Exercise prompt -> Locate the lines that hold the string "Atlantic". Copy every such line.

________________________

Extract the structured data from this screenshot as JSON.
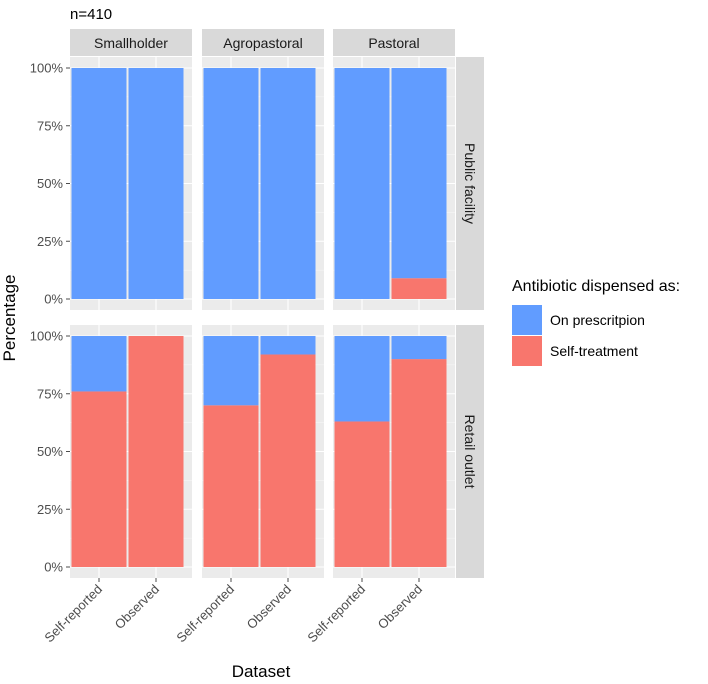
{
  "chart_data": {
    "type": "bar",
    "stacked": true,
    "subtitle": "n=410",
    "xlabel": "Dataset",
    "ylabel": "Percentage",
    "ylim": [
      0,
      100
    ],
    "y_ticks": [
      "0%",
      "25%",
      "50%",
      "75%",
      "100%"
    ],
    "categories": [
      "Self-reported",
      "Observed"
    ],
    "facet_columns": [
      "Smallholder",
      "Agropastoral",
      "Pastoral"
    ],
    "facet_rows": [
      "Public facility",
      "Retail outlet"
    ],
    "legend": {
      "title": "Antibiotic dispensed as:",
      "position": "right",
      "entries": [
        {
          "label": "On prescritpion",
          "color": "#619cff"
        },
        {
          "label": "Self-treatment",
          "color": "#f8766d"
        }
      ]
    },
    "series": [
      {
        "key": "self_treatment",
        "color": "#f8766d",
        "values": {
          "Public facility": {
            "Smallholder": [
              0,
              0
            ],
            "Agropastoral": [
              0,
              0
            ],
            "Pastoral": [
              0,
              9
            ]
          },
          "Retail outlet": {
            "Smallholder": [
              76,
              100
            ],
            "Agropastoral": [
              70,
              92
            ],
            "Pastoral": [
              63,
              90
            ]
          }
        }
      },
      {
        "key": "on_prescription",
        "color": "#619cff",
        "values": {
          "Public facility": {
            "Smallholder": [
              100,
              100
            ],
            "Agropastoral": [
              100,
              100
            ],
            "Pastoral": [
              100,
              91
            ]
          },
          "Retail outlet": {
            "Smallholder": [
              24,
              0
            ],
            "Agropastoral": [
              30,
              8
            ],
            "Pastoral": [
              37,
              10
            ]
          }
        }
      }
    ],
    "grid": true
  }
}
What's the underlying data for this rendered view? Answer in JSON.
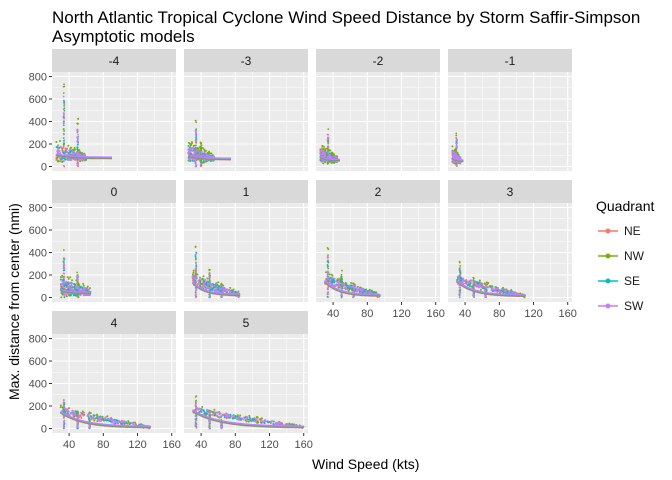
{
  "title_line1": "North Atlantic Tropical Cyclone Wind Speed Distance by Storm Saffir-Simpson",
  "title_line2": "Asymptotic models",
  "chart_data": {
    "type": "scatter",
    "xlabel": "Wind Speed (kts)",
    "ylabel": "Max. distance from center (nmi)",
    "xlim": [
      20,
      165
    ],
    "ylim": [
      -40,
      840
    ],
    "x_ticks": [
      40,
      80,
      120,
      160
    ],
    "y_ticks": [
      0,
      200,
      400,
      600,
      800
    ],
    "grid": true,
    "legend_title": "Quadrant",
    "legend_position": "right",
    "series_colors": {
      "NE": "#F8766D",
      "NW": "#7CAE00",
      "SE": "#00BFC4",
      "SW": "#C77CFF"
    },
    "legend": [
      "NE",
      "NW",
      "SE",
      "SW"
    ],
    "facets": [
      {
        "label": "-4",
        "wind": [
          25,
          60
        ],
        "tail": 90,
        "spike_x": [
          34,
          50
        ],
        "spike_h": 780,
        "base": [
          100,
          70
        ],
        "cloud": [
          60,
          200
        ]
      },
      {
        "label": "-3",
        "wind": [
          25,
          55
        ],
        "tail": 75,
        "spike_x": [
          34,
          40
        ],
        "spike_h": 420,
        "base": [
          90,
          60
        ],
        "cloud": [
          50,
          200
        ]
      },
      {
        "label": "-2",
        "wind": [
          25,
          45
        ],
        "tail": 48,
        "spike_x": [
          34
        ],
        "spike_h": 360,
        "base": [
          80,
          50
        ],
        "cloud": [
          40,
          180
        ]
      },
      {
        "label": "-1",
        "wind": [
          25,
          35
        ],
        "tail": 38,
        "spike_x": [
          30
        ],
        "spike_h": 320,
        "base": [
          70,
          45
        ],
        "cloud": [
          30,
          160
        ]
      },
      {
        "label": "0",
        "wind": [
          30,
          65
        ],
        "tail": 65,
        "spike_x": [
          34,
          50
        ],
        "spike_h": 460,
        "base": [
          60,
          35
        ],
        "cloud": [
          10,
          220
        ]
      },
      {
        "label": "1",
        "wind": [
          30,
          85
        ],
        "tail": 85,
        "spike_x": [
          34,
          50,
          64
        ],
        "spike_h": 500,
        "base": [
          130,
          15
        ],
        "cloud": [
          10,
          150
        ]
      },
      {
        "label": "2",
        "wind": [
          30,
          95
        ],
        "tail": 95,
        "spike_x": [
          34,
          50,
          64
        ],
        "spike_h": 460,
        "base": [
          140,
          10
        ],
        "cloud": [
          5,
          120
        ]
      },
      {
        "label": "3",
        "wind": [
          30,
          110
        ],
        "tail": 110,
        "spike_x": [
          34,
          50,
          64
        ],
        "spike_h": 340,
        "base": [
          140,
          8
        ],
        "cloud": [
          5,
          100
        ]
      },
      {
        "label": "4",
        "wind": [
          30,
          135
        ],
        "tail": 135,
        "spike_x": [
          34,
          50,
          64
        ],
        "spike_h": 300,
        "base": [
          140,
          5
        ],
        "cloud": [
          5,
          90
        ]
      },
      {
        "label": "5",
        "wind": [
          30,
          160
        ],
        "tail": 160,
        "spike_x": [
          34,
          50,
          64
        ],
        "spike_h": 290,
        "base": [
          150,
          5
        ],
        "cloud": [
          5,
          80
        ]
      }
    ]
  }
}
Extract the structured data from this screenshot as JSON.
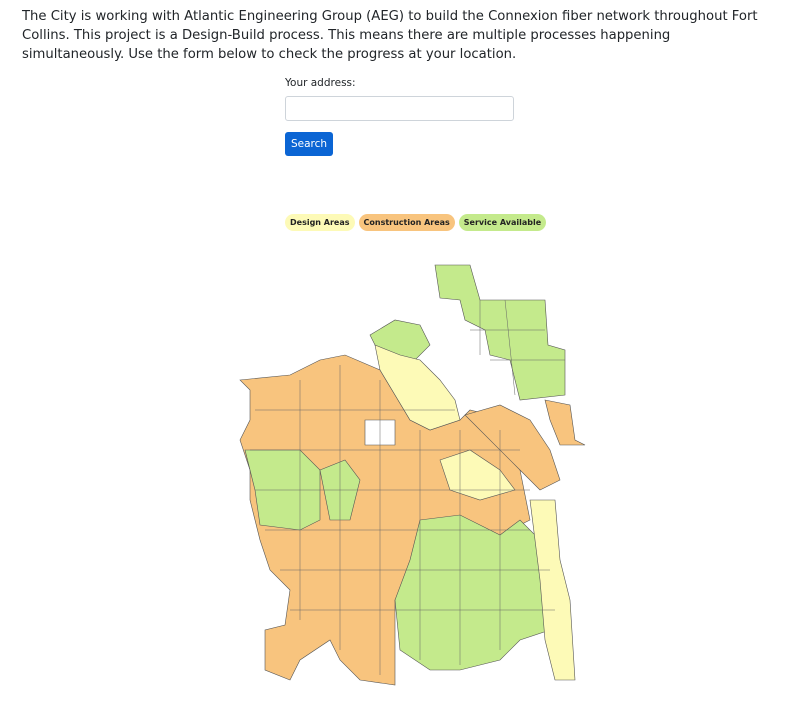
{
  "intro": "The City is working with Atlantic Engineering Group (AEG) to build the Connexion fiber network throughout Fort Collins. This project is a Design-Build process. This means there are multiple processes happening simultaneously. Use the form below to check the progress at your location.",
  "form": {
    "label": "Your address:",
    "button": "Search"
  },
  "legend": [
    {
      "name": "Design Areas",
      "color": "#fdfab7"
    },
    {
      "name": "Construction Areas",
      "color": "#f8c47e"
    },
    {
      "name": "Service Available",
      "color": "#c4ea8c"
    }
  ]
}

________________________

Final result ->
  "title_line1": "North Atlantic Tropical Cyclone Wind Speed Distance by Storm Saffir-Simpson",
  "intro": "The City is working with Atlantic Engineering Group (AEG) to build the Connexion fiber network throughout Fort Collins. This project is a Design-Build process. This means there are multiple processes happening simultaneously. Use the form below to check the progress at your location.",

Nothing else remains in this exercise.